Your answer should be one number: how many lines of the data include the string "sotilaan"?
---------- Record list ----------
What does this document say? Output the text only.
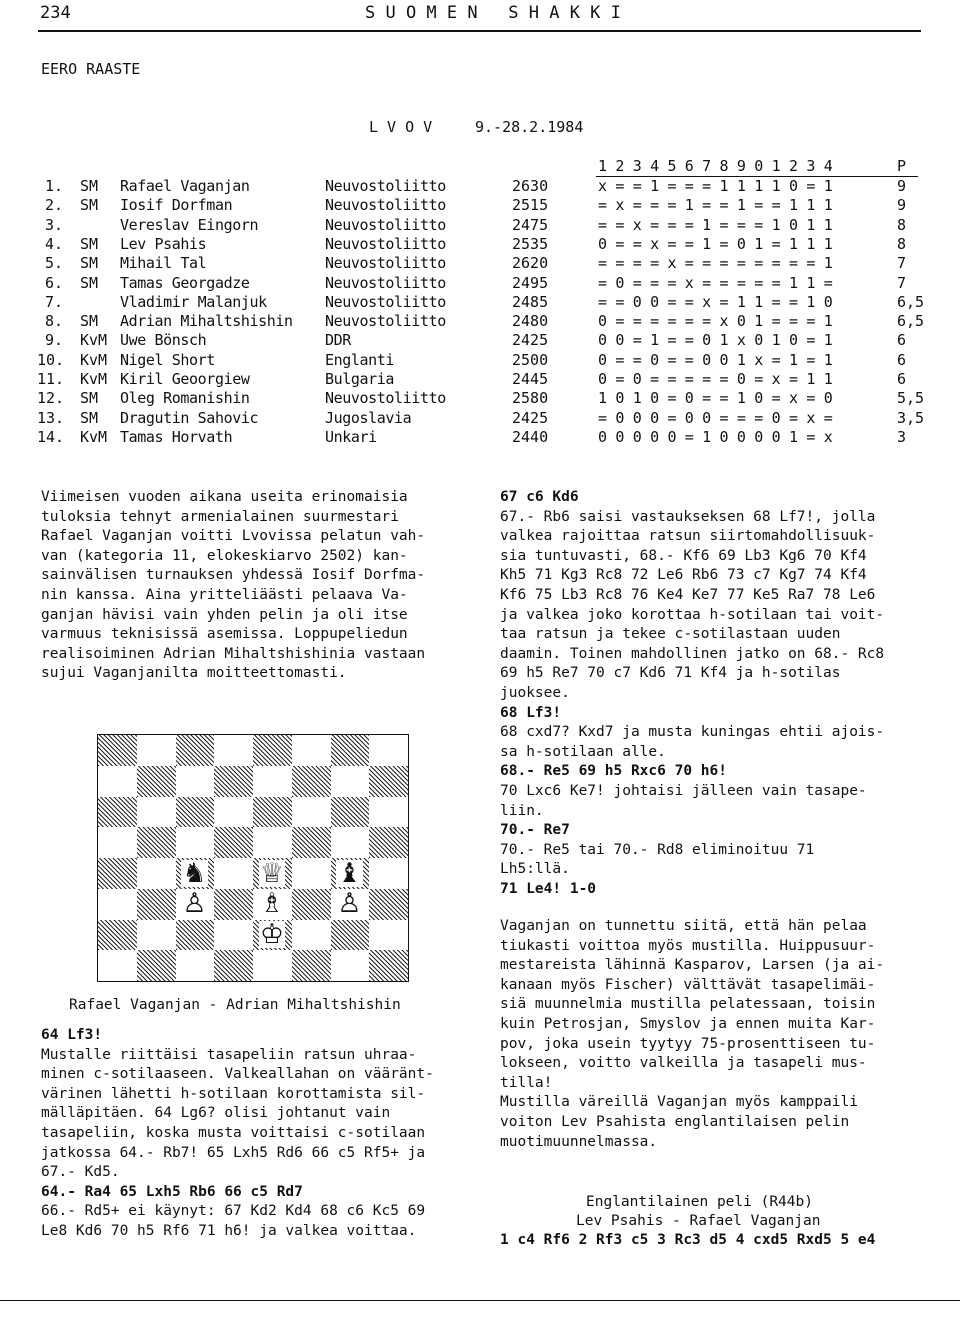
234	S U O M E N   S H A K K I
EERO RAASTE
L V O V	9.-28.2.1984
1 2 3 4 5 6 7 8 9 0 1 2 3 4	P
1. SM Rafael Vaganjan	Neuvostoliitto	2630	x = = 1 = = = 1 1 1 1 0 = 1	9
2. SM Iosif Dorfman	Neuvostoliitto	2515	= x = = = 1 = = 1 = = 1 1 1	9
3.	Vereslav Eingorn	Neuvostoliitto	2475	= = x = = = 1 = = = 1 0 1 1	8
4. SM Lev Psahis	Neuvostoliitto	2535	0 = = x = = 1 = 0 1 = 1 1 1	8
5. SM Mihail Tal	Neuvostoliitto	2620	= = = = x = = = = = = = = 1	7
6. SM Tamas Georgadze	Neuvostoliitto	2495	= 0 = = = x = = = = = 1 1 =	7
7.	Vladimir Malanjuk	Neuvostoliitto	2485	= = 0 0 = = x = 1 1 = = 1 0	6,5
8. SM Adrian Mihaltshishin Neuvostoliitto	2480	0 = = = = = = x 0 1 = = = 1	6,5
9. KvM Uwe Bönsch	DDR	2425	0 0 = 1 = = 0 1 x 0 1 0 = 1	6
10. KvM Nigel Short	Englanti	2500	0 = = 0 = = 0 0 1 x = 1 = 1	6
11. KvM Kiril Geoorgiew	Bulgaria	2445	0 = 0 = = = = = 0 = x = 1 1	6
12. SM Oleg Romanishin	Neuvostoliitto	2580	1 0 1 0 = 0 = = 1 0 = x = 0	5,5
13. SM Dragutin Sahovic	Jugoslavia	2425	= 0 0 0 = 0 0 = = = 0 = x =	3,5
14. KvM Tamas Horvath	Unkari	2440	0 0 0 0 0 = 1 0 0 0 0 1 = x	3
Viimeisen vuoden aikana useita erinomaisia
tuloksia tehnyt armenialainen suurmestari
Rafael Vaganjan voitti Lvovissa pelatun vah-
van (kategoria 11, elokeskiarvo 2502) kan-
sainvälisen turnauksen yhdessä Iosif Dorfma-
nin kanssa. Aina yritteliäästi pelaava Va-
ganjan hävisi vain yhden pelin ja oli itse
varmuus teknisissä asemissa. Loppupeliedun
realisoiminen Adrian Mihaltshishinia vastaan
sujui Vaganjanilta moitteettomasti.
♞ ♕ ♝
♙ ♗ ♙
♔
Rafael Vaganjan - Adrian Mihaltshishin
64 Lf3!
Mustalle riittäisi tasapeliin ratsun uhraa-
minen c-sotilaaseen. Valkeallahan on vääränt-
värinen lähetti h-sotilaan korottamista sil-
mälläpitäen. 64 Lg6? olisi johtanut vain
tasapeliin, koska musta voittaisi c-sotilaan
jatkossa 64.- Rb7! 65 Lxh5 Rd6 66 c5 Rf5+ ja
67.- Kd5.
64.- Ra4 65 Lxh5 Rb6 66 c5 Rd7
66.- Rd5+ ei käynyt: 67 Kd2 Kd4 68 c6 Kc5 69
Le8 Kd6 70 h5 Rf6 71 h6! ja valkea voittaa.
67 c6 Kd6
67.- Rb6 saisi vastaukseksen 68 Lf7!, jolla
valkea rajoittaa ratsun siirtomahdollisuuk-
sia tuntuvasti, 68.- Kf6 69 Lb3 Kg6 70 Kf4
Kh5 71 Kg3 Rc8 72 Le6 Rb6 73 c7 Kg7 74 Kf4
Kf6 75 Lb3 Rc8 76 Ke4 Ke7 77 Ke5 Ra7 78 Le6
ja valkea joko korottaa h-sotilaan tai voit-
taa ratsun ja tekee c-sotilastaan uuden
daamin. Toinen mahdollinen jatko on 68.- Rc8
69 h5 Re7 70 c7 Kd6 71 Kf4 ja h-sotilas
juoksee.
68 Lf3!
68 cxd7? Kxd7 ja musta kuningas ehtii ajois-
sa h-sotilaan alle.
68.- Re5 69 h5 Rxc6 70 h6!
70 Lxc6 Ke7! johtaisi jälleen vain tasape-
liin.
70.- Re7
70.- Re5 tai 70.- Rd8 eliminoituu 71
Lh5:llä.
71 Le4! 1-0
Vaganjan on tunnettu siitä, että hän pelaa
tiukasti voittoa myös mustilla. Huippusuur-
mestareista lähinnä Kasparov, Larsen (ja ai-
kanaan myös Fischer) välttävät tasapelimäi-
siä muunnelmia mustilla pelatessaan, toisin
kuin Petrosjan, Smyslov ja ennen muita Kar-
pov, joka usein tyytyy 75-prosenttiseen tu-
lokseen, voitto valkeilla ja tasapeli mus-
tilla!
Mustilla väreillä Vaganjan myös kamppaili
voiton Lev Psahista englantilaisen pelin
muotimuunnelmassa.
Englantilainen peli (R44b)
Lev Psahis - Rafael Vaganjan
1 c4 Rf6 2 Rf3 c5 3 Rc3 d5 4 cxd5 Rxd5 5 e4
----------
• _Answer to the exercise_: 4